Arrange every line of the rows below as a numbered list, omitting any blank lines.
Information provided start
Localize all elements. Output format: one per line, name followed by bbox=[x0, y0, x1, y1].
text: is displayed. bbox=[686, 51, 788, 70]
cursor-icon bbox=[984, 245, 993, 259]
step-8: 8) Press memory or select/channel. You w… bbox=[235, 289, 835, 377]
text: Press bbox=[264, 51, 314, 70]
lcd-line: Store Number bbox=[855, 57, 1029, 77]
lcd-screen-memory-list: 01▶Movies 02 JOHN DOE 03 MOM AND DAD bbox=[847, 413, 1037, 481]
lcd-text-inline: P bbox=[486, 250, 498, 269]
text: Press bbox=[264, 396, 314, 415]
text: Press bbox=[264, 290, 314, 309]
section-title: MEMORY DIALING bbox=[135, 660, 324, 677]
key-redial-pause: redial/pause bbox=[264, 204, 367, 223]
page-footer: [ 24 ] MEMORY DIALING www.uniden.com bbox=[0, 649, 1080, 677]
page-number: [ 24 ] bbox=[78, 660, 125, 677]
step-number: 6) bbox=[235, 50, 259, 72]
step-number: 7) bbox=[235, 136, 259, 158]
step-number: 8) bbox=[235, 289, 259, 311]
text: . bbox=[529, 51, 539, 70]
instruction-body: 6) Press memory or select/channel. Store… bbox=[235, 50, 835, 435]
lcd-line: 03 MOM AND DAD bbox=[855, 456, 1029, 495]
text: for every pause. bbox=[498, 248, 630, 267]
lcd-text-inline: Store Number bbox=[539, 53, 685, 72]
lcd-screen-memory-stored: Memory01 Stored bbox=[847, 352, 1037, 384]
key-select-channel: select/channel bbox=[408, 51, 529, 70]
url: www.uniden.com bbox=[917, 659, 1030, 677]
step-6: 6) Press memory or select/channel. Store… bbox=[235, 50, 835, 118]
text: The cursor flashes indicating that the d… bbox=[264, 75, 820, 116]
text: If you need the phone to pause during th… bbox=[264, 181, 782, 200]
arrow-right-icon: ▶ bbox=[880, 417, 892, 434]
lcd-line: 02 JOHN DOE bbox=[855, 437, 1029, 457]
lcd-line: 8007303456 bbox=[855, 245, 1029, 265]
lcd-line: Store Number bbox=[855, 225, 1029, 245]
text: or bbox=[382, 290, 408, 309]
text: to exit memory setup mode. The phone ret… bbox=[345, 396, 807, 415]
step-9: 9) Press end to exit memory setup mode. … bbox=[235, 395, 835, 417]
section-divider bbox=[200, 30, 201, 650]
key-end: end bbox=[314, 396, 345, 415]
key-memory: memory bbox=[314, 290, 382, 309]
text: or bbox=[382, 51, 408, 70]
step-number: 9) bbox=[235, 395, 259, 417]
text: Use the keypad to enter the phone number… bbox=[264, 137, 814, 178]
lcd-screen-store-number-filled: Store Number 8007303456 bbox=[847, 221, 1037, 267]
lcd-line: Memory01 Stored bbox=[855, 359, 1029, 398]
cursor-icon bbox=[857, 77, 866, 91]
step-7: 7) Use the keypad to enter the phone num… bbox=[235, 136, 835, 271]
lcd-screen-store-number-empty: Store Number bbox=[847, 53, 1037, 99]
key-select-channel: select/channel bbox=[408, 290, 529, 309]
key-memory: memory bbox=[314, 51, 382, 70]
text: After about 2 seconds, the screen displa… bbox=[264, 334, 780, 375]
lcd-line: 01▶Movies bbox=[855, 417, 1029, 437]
Information provided end
#### Problem solution:
1. Localize all elements. Output format: one per line, name followed by bbox=[x0, y0, x1, y1].
2. text: is displayed. bbox=[686, 51, 788, 70]
3. cursor-icon bbox=[984, 245, 993, 259]
4. step-8: 8) Press memory or select/channel. You w… bbox=[235, 289, 835, 377]
5. text: Press bbox=[264, 51, 314, 70]
6. lcd-line: Store Number bbox=[855, 57, 1029, 77]
7. lcd-screen-memory-list: 01▶Movies 02 JOHN DOE 03 MOM AND DAD bbox=[847, 413, 1037, 481]
8. lcd-text-inline: P bbox=[486, 250, 498, 269]
9. text: Press bbox=[264, 396, 314, 415]
10. text: Press bbox=[264, 290, 314, 309]
11. section-title: MEMORY DIALING bbox=[135, 660, 324, 677]
12. key-redial-pause: redial/pause bbox=[264, 204, 367, 223]
13. page-footer: [ 24 ] MEMORY DIALING www.uniden.com bbox=[0, 649, 1080, 677]
14. page-number: [ 24 ] bbox=[78, 660, 125, 677]
15. step-number: 6) bbox=[235, 50, 259, 72]
16. step-number: 7) bbox=[235, 136, 259, 158]
17. step-number: 8) bbox=[235, 289, 259, 311]
18. text: . bbox=[529, 51, 539, 70]
19. instruction-body: 6) Press memory or select/channel. Store… bbox=[235, 50, 835, 435]
20. lcd-line: 03 MOM AND DAD bbox=[855, 456, 1029, 495]
21. text: for every pause. bbox=[498, 248, 630, 267]
22. lcd-text-inline: Store Number bbox=[539, 53, 685, 72]
23. lcd-screen-memory-stored: Memory01 Stored bbox=[847, 352, 1037, 384]
24. key-select-channel: select/channel bbox=[408, 51, 529, 70]
25. url: www.uniden.com bbox=[917, 659, 1030, 677]
26. step-6: 6) Press memory or select/channel. Store… bbox=[235, 50, 835, 118]
27. text: The cursor flashes indicating that the d… bbox=[264, 75, 820, 116]
28. text: If you need the phone to pause during th… bbox=[264, 181, 782, 200]
29. arrow-right-icon: ▶ bbox=[880, 417, 892, 434]
30. lcd-line: 02 JOHN DOE bbox=[855, 437, 1029, 457]
31. lcd-line: 8007303456 bbox=[855, 245, 1029, 265]
32. lcd-line: Store Number bbox=[855, 225, 1029, 245]
33. text: or bbox=[382, 290, 408, 309]
34. text: to exit memory setup mode. The phone ret… bbox=[345, 396, 807, 415]
35. step-9: 9) Press end to exit memory setup mode. … bbox=[235, 395, 835, 417]
36. section-divider bbox=[200, 30, 201, 650]
37. key-end: end bbox=[314, 396, 345, 415]
38. key-memory: memory bbox=[314, 290, 382, 309]
39. text: or bbox=[382, 51, 408, 70]
40. step-number: 9) bbox=[235, 395, 259, 417]
41. text: Use the keypad to enter the phone number… bbox=[264, 137, 814, 178]
42. lcd-screen-store-number-filled: Store Number 8007303456 bbox=[847, 221, 1037, 267]
43. lcd-line: Memory01 Stored bbox=[855, 359, 1029, 398]
44. cursor-icon bbox=[857, 77, 866, 91]
45. step-7: 7) Use the keypad to enter the phone num… bbox=[235, 136, 835, 271]
46. lcd-screen-store-number-empty: Store Number bbox=[847, 53, 1037, 99]
47. key-select-channel: select/channel bbox=[408, 290, 529, 309]
48. key-memory: memory bbox=[314, 51, 382, 70]
49. text: After about 2 seconds, the screen displa… bbox=[264, 334, 780, 375]
50. lcd-line: 01▶Movies bbox=[855, 417, 1029, 437]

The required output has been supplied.